EXTRACTED MATERIAL:
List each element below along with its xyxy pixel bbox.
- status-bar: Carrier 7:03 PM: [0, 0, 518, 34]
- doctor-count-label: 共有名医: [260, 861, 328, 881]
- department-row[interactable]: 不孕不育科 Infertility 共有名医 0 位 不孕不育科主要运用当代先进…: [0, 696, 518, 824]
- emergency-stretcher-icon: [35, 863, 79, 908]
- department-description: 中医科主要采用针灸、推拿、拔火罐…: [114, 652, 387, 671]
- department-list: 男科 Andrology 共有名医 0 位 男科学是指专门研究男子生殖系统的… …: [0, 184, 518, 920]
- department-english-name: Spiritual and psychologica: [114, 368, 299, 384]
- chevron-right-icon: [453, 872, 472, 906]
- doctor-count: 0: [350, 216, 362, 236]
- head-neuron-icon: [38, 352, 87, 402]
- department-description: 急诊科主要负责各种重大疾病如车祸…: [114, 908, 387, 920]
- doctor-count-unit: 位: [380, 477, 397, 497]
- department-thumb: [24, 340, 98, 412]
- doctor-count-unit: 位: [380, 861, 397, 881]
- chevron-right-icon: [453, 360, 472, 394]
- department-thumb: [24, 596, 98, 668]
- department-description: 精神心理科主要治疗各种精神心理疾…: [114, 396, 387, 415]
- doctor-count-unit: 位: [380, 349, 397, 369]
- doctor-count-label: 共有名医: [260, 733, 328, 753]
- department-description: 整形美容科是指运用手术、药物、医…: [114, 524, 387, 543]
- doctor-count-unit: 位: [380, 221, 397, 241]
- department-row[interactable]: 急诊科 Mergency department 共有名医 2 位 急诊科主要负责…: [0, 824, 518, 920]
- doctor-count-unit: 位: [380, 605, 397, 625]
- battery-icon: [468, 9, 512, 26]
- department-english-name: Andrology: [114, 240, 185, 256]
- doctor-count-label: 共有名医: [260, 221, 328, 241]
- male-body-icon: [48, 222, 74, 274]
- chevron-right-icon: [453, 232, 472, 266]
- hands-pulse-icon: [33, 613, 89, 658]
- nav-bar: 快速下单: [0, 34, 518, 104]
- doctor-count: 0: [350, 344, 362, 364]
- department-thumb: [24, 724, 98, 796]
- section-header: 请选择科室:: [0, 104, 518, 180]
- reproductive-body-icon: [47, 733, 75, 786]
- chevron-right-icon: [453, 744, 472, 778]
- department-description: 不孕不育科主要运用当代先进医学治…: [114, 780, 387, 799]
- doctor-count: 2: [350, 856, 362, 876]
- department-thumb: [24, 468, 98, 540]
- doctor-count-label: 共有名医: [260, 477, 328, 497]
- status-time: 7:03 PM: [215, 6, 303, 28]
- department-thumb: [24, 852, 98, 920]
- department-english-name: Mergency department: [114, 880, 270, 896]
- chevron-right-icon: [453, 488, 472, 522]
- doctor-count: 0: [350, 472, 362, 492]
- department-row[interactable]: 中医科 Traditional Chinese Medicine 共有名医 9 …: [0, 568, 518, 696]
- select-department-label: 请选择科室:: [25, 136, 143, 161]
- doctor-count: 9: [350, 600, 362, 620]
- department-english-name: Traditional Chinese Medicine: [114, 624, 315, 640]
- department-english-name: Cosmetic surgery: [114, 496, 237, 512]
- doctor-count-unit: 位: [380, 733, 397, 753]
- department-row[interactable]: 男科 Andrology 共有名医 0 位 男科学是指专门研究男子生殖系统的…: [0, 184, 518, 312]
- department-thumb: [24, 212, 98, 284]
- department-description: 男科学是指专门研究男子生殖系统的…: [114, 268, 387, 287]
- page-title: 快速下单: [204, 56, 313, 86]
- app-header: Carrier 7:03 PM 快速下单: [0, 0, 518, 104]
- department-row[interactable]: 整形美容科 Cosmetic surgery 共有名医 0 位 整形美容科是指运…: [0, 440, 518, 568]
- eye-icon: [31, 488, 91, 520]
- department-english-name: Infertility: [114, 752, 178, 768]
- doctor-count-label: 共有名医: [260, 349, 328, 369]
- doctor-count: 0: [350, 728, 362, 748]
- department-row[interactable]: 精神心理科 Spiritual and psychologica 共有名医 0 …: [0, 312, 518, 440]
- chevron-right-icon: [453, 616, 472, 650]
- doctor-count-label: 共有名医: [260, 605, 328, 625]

WHAT NEEDS TO BE DONE:
Please update the records from the first line through the line containing "- chevron-right-icon: [453, 488, 472, 522]" by changing "head-neuron-icon" to "brain-icon". Write out only those lines again, with everything else left unchanged.

EXPECTED OUTPUT:
List each element below along with its xyxy pixel bbox.
- status-bar: Carrier 7:03 PM: [0, 0, 518, 34]
- doctor-count-label: 共有名医: [260, 861, 328, 881]
- department-row[interactable]: 不孕不育科 Infertility 共有名医 0 位 不孕不育科主要运用当代先进…: [0, 696, 518, 824]
- emergency-stretcher-icon: [35, 863, 79, 908]
- department-description: 中医科主要采用针灸、推拿、拔火罐…: [114, 652, 387, 671]
- department-list: 男科 Andrology 共有名医 0 位 男科学是指专门研究男子生殖系统的… …: [0, 184, 518, 920]
- department-english-name: Spiritual and psychologica: [114, 368, 299, 384]
- chevron-right-icon: [453, 872, 472, 906]
- doctor-count: 0: [350, 216, 362, 236]
- brain-icon: [38, 352, 87, 402]
- department-description: 急诊科主要负责各种重大疾病如车祸…: [114, 908, 387, 920]
- doctor-count-unit: 位: [380, 477, 397, 497]
- department-thumb: [24, 340, 98, 412]
- doctor-count-unit: 位: [380, 861, 397, 881]
- chevron-right-icon: [453, 360, 472, 394]
- department-thumb: [24, 596, 98, 668]
- department-description: 精神心理科主要治疗各种精神心理疾…: [114, 396, 387, 415]
- doctor-count-unit: 位: [380, 349, 397, 369]
- doctor-count-label: 共有名医: [260, 733, 328, 753]
- department-description: 整形美容科是指运用手术、药物、医…: [114, 524, 387, 543]
- doctor-count-unit: 位: [380, 221, 397, 241]
- department-row[interactable]: 急诊科 Mergency department 共有名医 2 位 急诊科主要负责…: [0, 824, 518, 920]
- doctor-count-unit: 位: [380, 605, 397, 625]
- battery-icon: [468, 9, 512, 26]
- department-english-name: Andrology: [114, 240, 185, 256]
- doctor-count-label: 共有名医: [260, 221, 328, 241]
- male-body-icon: [48, 222, 74, 274]
- chevron-right-icon: [453, 232, 472, 266]
- hands-pulse-icon: [33, 613, 89, 658]
- nav-bar: 快速下单: [0, 34, 518, 104]
- doctor-count: 0: [350, 344, 362, 364]
- department-thumb: [24, 724, 98, 796]
- section-header: 请选择科室:: [0, 104, 518, 180]
- reproductive-body-icon: [47, 733, 75, 786]
- chevron-right-icon: [453, 744, 472, 778]
- department-description: 不孕不育科主要运用当代先进医学治…: [114, 780, 387, 799]
- doctor-count: 2: [350, 856, 362, 876]
- department-thumb: [24, 468, 98, 540]
- doctor-count-label: 共有名医: [260, 477, 328, 497]
- status-time: 7:03 PM: [215, 6, 303, 28]
- department-thumb: [24, 852, 98, 920]
- department-english-name: Mergency department: [114, 880, 270, 896]
- chevron-right-icon: [453, 488, 472, 522]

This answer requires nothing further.